### CHALLENGE
Copy out all the records, word for word.

### TASK INPUT
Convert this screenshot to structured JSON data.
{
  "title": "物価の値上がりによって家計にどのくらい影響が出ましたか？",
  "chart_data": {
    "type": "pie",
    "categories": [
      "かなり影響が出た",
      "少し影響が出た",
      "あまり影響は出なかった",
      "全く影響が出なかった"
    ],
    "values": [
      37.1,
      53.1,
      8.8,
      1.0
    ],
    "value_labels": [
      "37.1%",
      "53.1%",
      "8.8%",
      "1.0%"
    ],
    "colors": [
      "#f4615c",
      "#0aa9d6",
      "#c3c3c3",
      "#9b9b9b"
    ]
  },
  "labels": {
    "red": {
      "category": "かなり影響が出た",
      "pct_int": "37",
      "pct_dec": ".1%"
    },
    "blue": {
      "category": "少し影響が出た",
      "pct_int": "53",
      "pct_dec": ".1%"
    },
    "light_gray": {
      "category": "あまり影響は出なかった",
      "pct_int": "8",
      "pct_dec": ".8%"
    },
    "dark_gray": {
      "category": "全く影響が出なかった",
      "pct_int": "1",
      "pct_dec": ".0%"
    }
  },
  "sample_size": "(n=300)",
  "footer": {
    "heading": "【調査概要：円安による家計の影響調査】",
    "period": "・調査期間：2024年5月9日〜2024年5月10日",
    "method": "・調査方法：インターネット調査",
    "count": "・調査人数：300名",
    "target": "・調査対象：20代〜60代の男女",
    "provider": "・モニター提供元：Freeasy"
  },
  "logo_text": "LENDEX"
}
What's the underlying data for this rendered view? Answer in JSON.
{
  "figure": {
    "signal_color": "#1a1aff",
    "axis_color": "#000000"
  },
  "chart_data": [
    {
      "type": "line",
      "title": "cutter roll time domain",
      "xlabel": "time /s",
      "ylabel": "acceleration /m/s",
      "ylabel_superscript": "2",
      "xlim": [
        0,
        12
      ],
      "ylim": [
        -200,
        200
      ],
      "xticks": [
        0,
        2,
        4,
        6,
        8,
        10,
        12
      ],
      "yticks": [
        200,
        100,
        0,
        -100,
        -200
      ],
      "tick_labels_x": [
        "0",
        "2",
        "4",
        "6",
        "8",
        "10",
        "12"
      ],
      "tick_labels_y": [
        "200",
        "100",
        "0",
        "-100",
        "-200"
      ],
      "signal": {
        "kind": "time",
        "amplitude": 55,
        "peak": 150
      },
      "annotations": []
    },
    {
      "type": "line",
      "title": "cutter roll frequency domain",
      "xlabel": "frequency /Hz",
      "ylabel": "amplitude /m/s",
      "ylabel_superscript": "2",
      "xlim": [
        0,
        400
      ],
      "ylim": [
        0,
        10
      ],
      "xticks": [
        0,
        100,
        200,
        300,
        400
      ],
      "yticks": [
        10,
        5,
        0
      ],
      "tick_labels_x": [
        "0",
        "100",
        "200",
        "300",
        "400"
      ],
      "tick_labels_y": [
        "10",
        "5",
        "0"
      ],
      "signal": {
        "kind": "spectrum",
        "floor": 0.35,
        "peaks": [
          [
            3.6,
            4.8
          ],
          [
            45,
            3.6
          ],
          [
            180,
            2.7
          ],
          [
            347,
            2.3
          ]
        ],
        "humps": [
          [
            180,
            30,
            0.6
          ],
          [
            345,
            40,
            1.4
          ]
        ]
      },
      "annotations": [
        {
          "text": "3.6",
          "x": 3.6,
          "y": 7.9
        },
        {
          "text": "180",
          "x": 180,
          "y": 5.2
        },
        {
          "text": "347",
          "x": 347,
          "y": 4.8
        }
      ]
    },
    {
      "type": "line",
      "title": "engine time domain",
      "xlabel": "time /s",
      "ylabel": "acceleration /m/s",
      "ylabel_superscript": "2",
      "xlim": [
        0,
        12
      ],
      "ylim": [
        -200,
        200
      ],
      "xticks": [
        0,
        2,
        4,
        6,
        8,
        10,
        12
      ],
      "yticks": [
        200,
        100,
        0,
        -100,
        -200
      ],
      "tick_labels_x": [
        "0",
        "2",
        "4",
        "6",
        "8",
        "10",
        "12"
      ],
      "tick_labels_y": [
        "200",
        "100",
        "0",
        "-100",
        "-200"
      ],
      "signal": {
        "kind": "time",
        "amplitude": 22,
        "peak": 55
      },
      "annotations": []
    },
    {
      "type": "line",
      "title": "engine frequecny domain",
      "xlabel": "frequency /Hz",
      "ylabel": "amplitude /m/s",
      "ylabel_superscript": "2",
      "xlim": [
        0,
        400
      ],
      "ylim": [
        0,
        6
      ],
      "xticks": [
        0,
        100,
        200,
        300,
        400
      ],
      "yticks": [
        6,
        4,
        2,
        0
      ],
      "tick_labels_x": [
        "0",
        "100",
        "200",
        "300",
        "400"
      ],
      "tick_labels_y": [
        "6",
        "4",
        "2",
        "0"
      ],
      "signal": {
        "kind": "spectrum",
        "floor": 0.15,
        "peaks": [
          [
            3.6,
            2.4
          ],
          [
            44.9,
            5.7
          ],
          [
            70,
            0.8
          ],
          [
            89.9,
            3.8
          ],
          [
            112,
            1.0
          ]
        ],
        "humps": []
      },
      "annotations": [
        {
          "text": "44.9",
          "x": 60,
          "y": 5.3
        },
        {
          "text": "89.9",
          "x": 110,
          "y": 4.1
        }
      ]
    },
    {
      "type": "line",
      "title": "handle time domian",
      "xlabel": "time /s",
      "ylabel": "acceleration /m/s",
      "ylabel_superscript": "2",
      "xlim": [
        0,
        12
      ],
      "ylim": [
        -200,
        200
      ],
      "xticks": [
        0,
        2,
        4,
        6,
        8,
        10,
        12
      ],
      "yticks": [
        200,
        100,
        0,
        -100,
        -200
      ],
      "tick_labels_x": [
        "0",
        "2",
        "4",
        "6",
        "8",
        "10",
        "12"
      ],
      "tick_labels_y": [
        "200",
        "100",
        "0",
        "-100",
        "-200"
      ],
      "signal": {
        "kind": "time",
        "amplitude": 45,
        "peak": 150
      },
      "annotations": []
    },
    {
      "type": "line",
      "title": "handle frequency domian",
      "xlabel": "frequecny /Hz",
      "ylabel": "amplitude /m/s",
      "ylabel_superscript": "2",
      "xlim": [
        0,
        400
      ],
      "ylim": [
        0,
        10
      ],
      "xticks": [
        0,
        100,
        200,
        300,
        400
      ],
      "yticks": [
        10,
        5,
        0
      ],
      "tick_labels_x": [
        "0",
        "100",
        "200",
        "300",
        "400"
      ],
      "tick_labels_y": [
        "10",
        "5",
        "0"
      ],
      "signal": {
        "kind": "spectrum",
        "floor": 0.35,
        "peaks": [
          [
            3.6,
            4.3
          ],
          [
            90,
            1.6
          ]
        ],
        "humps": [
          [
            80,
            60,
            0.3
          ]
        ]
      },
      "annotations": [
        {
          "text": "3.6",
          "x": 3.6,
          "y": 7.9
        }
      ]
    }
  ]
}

### TASK SOLUTION
Convert this screenshot to structured JSON data.
{
  "title": "物価の値上がりによって家計にどのくらい影響が出ましたか？",
  "chart_data": {
    "type": "pie",
    "categories": [
      "かなり影響が出た",
      "少し影響が出た",
      "あまり影響は出なかった",
      "全く影響が出なかった"
    ],
    "values": [
      37.1,
      53.1,
      8.8,
      1.0
    ],
    "value_labels": [
      "37.1%",
      "53.1%",
      "8.8%",
      "1.0%"
    ],
    "colors": [
      "#f4615c",
      "#0aa9d6",
      "#c3c3c3",
      "#9b9b9b"
    ]
  },
  "labels": {
    "red": {
      "category": "かなり影響が出た",
      "pct_int": "37",
      "pct_dec": ".1%"
    },
    "blue": {
      "category": "少し影響が出た",
      "pct_int": "53",
      "pct_dec": ".1%"
    },
    "light_gray": {
      "category": "あまり影響は出なかった",
      "pct_int": "8",
      "pct_dec": ".8%"
    },
    "dark_gray": {
      "category": "全く影響が出なかった",
      "pct_int": "1",
      "pct_dec": ".0%"
    }
  },
  "sample_size": "(n=300)",
  "footer": {
    "heading": "【調査概要：円安による家計の影響調査】",
    "period": "・調査期間：2024年5月9日〜2024年5月10日",
    "method": "・調査方法：インターネット調査",
    "count": "・調査人数：300名",
    "target": "・調査対象：20代〜60代の男女",
    "provider": "・モニター提供元：Freeasy"
  },
  "logo_text": "LENDEX"
}
What's the underlying data for this rendered view? Answer in JSON.
{
  "figure": {
    "signal_color": "#1a1aff",
    "axis_color": "#000000"
  },
  "chart_data": [
    {
      "type": "line",
      "title": "cutter roll time domain",
      "xlabel": "time /s",
      "ylabel": "acceleration /m/s",
      "ylabel_superscript": "2",
      "xlim": [
        0,
        12
      ],
      "ylim": [
        -200,
        200
      ],
      "xticks": [
        0,
        2,
        4,
        6,
        8,
        10,
        12
      ],
      "yticks": [
        200,
        100,
        0,
        -100,
        -200
      ],
      "tick_labels_x": [
        "0",
        "2",
        "4",
        "6",
        "8",
        "10",
        "12"
      ],
      "tick_labels_y": [
        "200",
        "100",
        "0",
        "-100",
        "-200"
      ],
      "signal": {
        "kind": "time",
        "amplitude": 55,
        "peak": 150
      },
      "annotations": []
    },
    {
      "type": "line",
      "title": "cutter roll frequency domain",
      "xlabel": "frequency /Hz",
      "ylabel": "amplitude /m/s",
      "ylabel_superscript": "2",
      "xlim": [
        0,
        400
      ],
      "ylim": [
        0,
        10
      ],
      "xticks": [
        0,
        100,
        200,
        300,
        400
      ],
      "yticks": [
        10,
        5,
        0
      ],
      "tick_labels_x": [
        "0",
        "100",
        "200",
        "300",
        "400"
      ],
      "tick_labels_y": [
        "10",
        "5",
        "0"
      ],
      "signal": {
        "kind": "spectrum",
        "floor": 0.35,
        "peaks": [
          [
            3.6,
            4.8
          ],
          [
            45,
            3.6
          ],
          [
            180,
            2.7
          ],
          [
            347,
            2.3
          ]
        ],
        "humps": [
          [
            180,
            30,
            0.6
          ],
          [
            345,
            40,
            1.4
          ]
        ]
      },
      "annotations": [
        {
          "text": "3.6",
          "x": 3.6,
          "y": 7.9
        },
        {
          "text": "180",
          "x": 180,
          "y": 5.2
        },
        {
          "text": "347",
          "x": 347,
          "y": 4.8
        }
      ]
    },
    {
      "type": "line",
      "title": "engine time domain",
      "xlabel": "time /s",
      "ylabel": "acceleration /m/s",
      "ylabel_superscript": "2",
      "xlim": [
        0,
        12
      ],
      "ylim": [
        -200,
        200
      ],
      "xticks": [
        0,
        2,
        4,
        6,
        8,
        10,
        12
      ],
      "yticks": [
        200,
        100,
        0,
        -100,
        -200
      ],
      "tick_labels_x": [
        "0",
        "2",
        "4",
        "6",
        "8",
        "10",
        "12"
      ],
      "tick_labels_y": [
        "200",
        "100",
        "0",
        "-100",
        "-200"
      ],
      "signal": {
        "kind": "time",
        "amplitude": 22,
        "peak": 55
      },
      "annotations": []
    },
    {
      "type": "line",
      "title": "engine frequecny domain",
      "xlabel": "frequency /Hz",
      "ylabel": "amplitude /m/s",
      "ylabel_superscript": "2",
      "xlim": [
        0,
        400
      ],
      "ylim": [
        0,
        6
      ],
      "xticks": [
        0,
        100,
        200,
        300,
        400
      ],
      "yticks": [
        6,
        4,
        2,
        0
      ],
      "tick_labels_x": [
        "0",
        "100",
        "200",
        "300",
        "400"
      ],
      "tick_labels_y": [
        "6",
        "4",
        "2",
        "0"
      ],
      "signal": {
        "kind": "spectrum",
        "floor": 0.15,
        "peaks": [
          [
            3.6,
            2.4
          ],
          [
            44.9,
            5.7
          ],
          [
            70,
            0.8
          ],
          [
            89.9,
            3.8
          ],
          [
            112,
            1.0
          ]
        ],
        "humps": []
      },
      "annotations": [
        {
          "text": "44.9",
          "x": 60,
          "y": 5.3
        },
        {
          "text": "89.9",
          "x": 110,
          "y": 4.1
        }
      ]
    },
    {
      "type": "line",
      "title": "handle time domian",
      "xlabel": "time /s",
      "ylabel": "acceleration /m/s",
      "ylabel_superscript": "2",
      "xlim": [
        0,
        12
      ],
      "ylim": [
        -200,
        200
      ],
      "xticks": [
        0,
        2,
        4,
        6,
        8,
        10,
        12
      ],
      "yticks": [
        200,
        100,
        0,
        -100,
        -200
      ],
      "tick_labels_x": [
        "0",
        "2",
        "4",
        "6",
        "8",
        "10",
        "12"
      ],
      "tick_labels_y": [
        "200",
        "100",
        "0",
        "-100",
        "-200"
      ],
      "signal": {
        "kind": "time",
        "amplitude": 45,
        "peak": 150
      },
      "annotations": []
    },
    {
      "type": "line",
      "title": "handle frequency domian",
      "xlabel": "frequecny /Hz",
      "ylabel": "amplitude /m/s",
      "ylabel_superscript": "2",
      "xlim": [
        0,
        400
      ],
      "ylim": [
        0,
        10
      ],
      "xticks": [
        0,
        100,
        200,
        300,
        400
      ],
      "yticks": [
        10,
        5,
        0
      ],
      "tick_labels_x": [
        "0",
        "100",
        "200",
        "300",
        "400"
      ],
      "tick_labels_y": [
        "10",
        "5",
        "0"
      ],
      "signal": {
        "kind": "spectrum",
        "floor": 0.35,
        "peaks": [
          [
            3.6,
            4.3
          ],
          [
            90,
            1.6
          ]
        ],
        "humps": [
          [
            80,
            60,
            0.3
          ]
        ]
      },
      "annotations": [
        {
          "text": "3.6",
          "x": 3.6,
          "y": 7.9
        }
      ]
    }
  ]
}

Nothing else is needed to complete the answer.